*Exercise requirements:*
Reproduce the listing below without changes, except that pictures are left out.

*Extracted entries:*
- - - -
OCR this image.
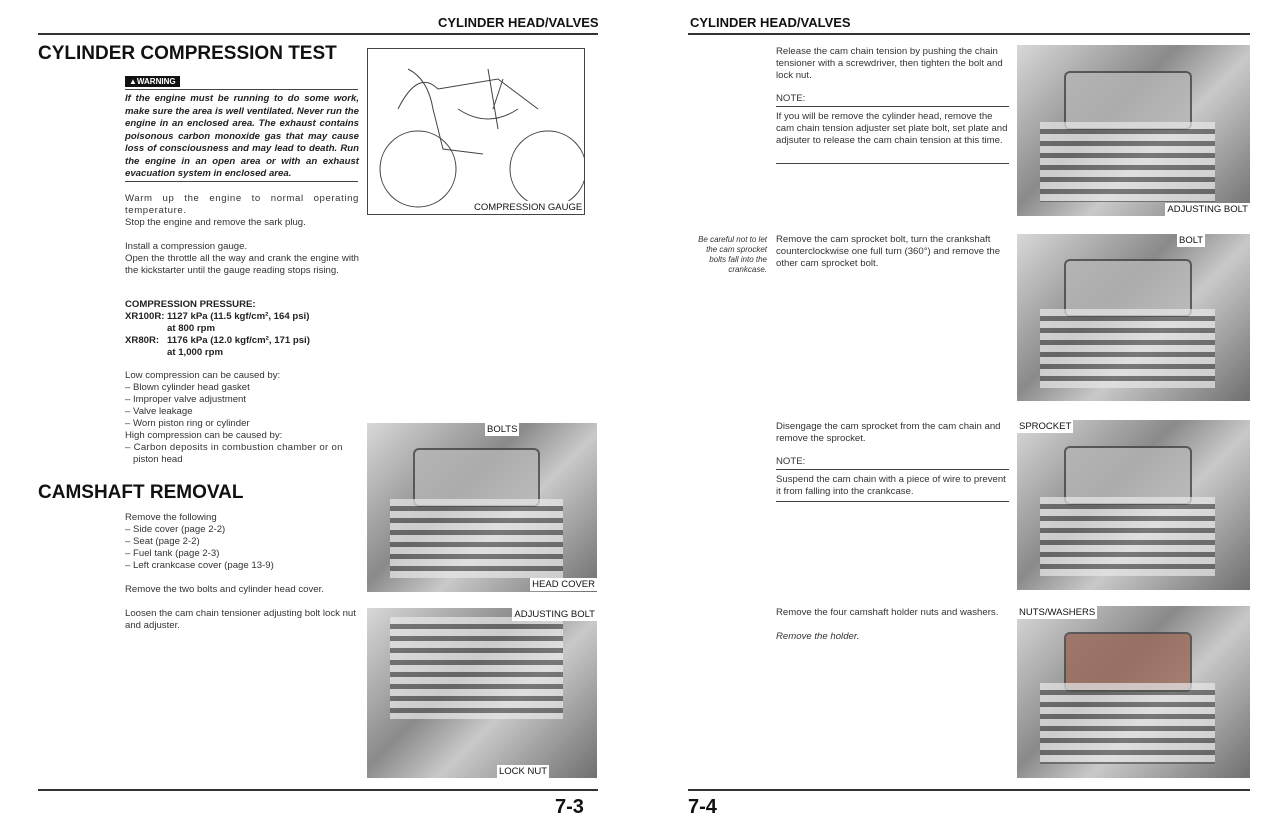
CYLINDER HEAD/VALVES
CYLINDER COMPRESSION TEST
▲WARNING
If the engine must be running to do some work, make sure the area is well ventilated. Never run the engine in an enclosed area. The exhaust contains poisonous carbon monoxide gas that may cause loss of consciousness and may lead to death. Run the engine in an open area or with an exhaust evacuation system in enclosed area.
Warm up the engine to normal operating temperature.
Stop the engine and remove the sark plug.
Install a compression gauge.
Open the throttle all the way and crank the engine with the kickstarter until the gauge reading stops rising.
COMPRESSION PRESSURE:
XR100R: 1127 kPa (11.5 kgf/cm², 164 psi)
at 800 rpm
XR80R: 1176 kPa (12.0 kgf/cm², 171 psi)
at 1,000 rpm
Low compression can be caused by:
– Blown cylinder head gasket
– Improper valve adjustment
– Valve leakage
– Worn piston ring or cylinder
High compression can be caused by:
– Carbon deposits in combustion chamber or on
piston head
CAMSHAFT REMOVAL
Remove the following
– Side cover (page 2-2)
– Seat (page 2-2)
– Fuel tank (page 2-3)
– Left crankcase cover (page 13-9)
Remove the two bolts and cylinder head cover.
Loosen the cam chain tensioner adjusting bolt lock nut and adjuster.
COMPRESSION GAUGE
BOLTS
HEAD COVER
ADJUSTING BOLT
LOCK NUT
7-3
CYLINDER HEAD/VALVES
Release the cam chain tension by pushing the chain tensioner with a screwdriver, then tighten the bolt and lock nut.
NOTE:
If you will be remove the cylinder head, remove the cam chain tension adjuster set plate bolt, set plate and adjsuter to release the cam chain tension at this time.
Be careful not to let the cam sprocket bolts fall into the crankcase.
Remove the cam sprocket bolt, turn the crankshaft counterclockwise one full turn (360°) and remove the other cam sprocket bolt.
Disengage the cam sprocket from the cam chain and remove the sprocket.
NOTE:
Suspend the cam chain with a piece of wire to prevent it from falling into the crankcase.
Remove the four camshaft holder nuts and washers.
Remove the holder.
ADJUSTING BOLT
BOLT
SPROCKET
NUTS/WASHERS
7-4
- - - -
*The answer:*
OCR this image.
CYLINDER HEAD/VALVES
CYLINDER COMPRESSION TEST
▲WARNING
If the engine must be running to do some work, make sure the area is well ventilated. Never run the engine in an enclosed area. The exhaust contains poisonous carbon monoxide gas that may cause loss of consciousness and may lead to death. Run the engine in an open area or with an exhaust evacuation system in enclosed area.
Warm up the engine to normal operating temperature.
Stop the engine and remove the sark plug.
Install a compression gauge.
Open the throttle all the way and crank the engine with the kickstarter until the gauge reading stops rising.
COMPRESSION PRESSURE:
XR100R: 1127 kPa (11.5 kgf/cm², 164 psi)
at 800 rpm
XR80R: 1176 kPa (12.0 kgf/cm², 171 psi)
at 1,000 rpm
Low compression can be caused by:
– Blown cylinder head gasket
– Improper valve adjustment
– Valve leakage
– Worn piston ring or cylinder
High compression can be caused by:
– Carbon deposits in combustion chamber or on
piston head
CAMSHAFT REMOVAL
Remove the following
– Side cover (page 2-2)
– Seat (page 2-2)
– Fuel tank (page 2-3)
– Left crankcase cover (page 13-9)
Remove the two bolts and cylinder head cover.
Loosen the cam chain tensioner adjusting bolt lock nut and adjuster.
COMPRESSION GAUGE
BOLTS
HEAD COVER
ADJUSTING BOLT
LOCK NUT
7-3
CYLINDER HEAD/VALVES
Release the cam chain tension by pushing the chain tensioner with a screwdriver, then tighten the bolt and lock nut.
NOTE:
If you will be remove the cylinder head, remove the cam chain tension adjuster set plate bolt, set plate and adjsuter to release the cam chain tension at this time.
Be careful not to let the cam sprocket bolts fall into the crankcase.
Remove the cam sprocket bolt, turn the crankshaft counterclockwise one full turn (360°) and remove the other cam sprocket bolt.
Disengage the cam sprocket from the cam chain and remove the sprocket.
NOTE:
Suspend the cam chain with a piece of wire to prevent it from falling into the crankcase.
Remove the four camshaft holder nuts and washers.
Remove the holder.
ADJUSTING BOLT
BOLT
SPROCKET
NUTS/WASHERS
7-4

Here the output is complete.